**EXERCISE OBJECTIVE**
From the data that follows, copy every line holding the string "question".

[Dataset items]
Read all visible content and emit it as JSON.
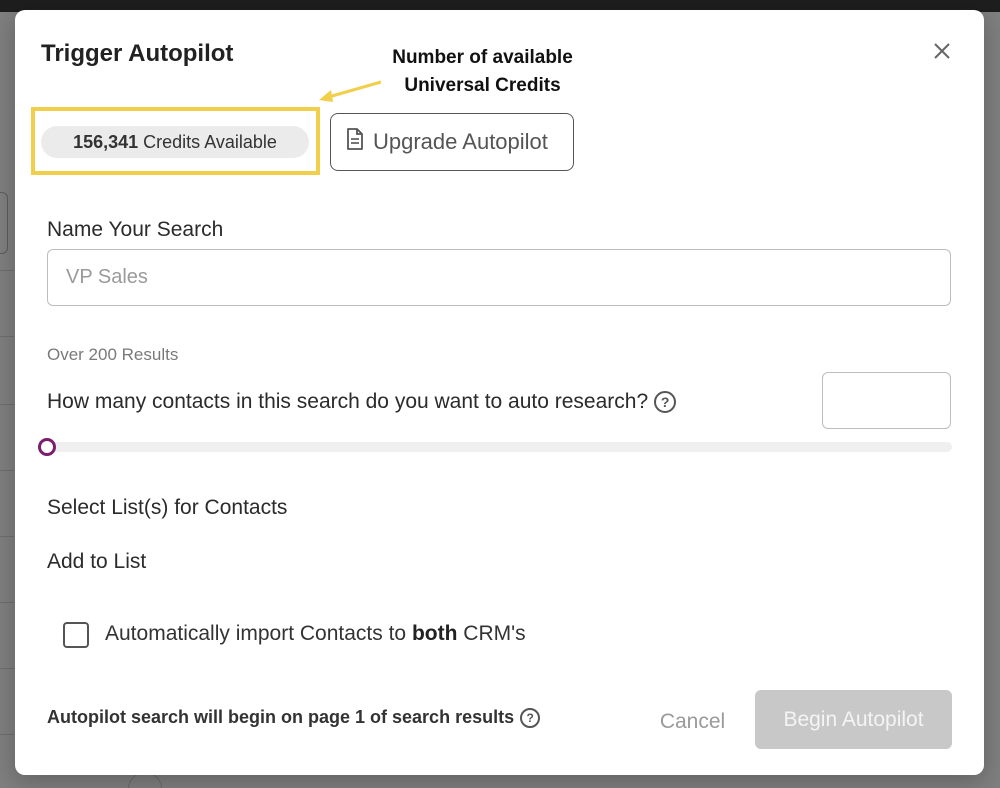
{
  "modal": {
    "title": "Trigger Autopilot",
    "close_icon": "close-icon"
  },
  "annotation": {
    "line1": "Number of available",
    "line2": "Universal Credits",
    "highlight_color": "#f2cf4a"
  },
  "credits": {
    "amount": "156,341",
    "label": "Credits Available"
  },
  "upgrade": {
    "icon": "document-icon",
    "label": "Upgrade Autopilot"
  },
  "name_search": {
    "label": "Name Your Search",
    "placeholder": "VP Sales",
    "value": ""
  },
  "results": {
    "count_text": "Over 200 Results",
    "question": "How many contacts in this search do you want to auto research?",
    "help_icon": "question-circle-icon",
    "input_value": "",
    "slider_value": 0,
    "slider_color": "#7a1f6e"
  },
  "lists": {
    "label": "Select List(s) for Contacts",
    "add_label": "Add to List"
  },
  "import": {
    "checked": false,
    "text_before": "Automatically import Contacts to ",
    "text_bold": "both",
    "text_after": " CRM's"
  },
  "footer": {
    "note": "Autopilot search will begin on page 1 of search results",
    "cancel_label": "Cancel",
    "begin_label": "Begin Autopilot"
  }
}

**WRITTEN ANSWER**
    "question": "How many contacts in this search do you want to auto research?",
    "help_icon": "question-circle-icon",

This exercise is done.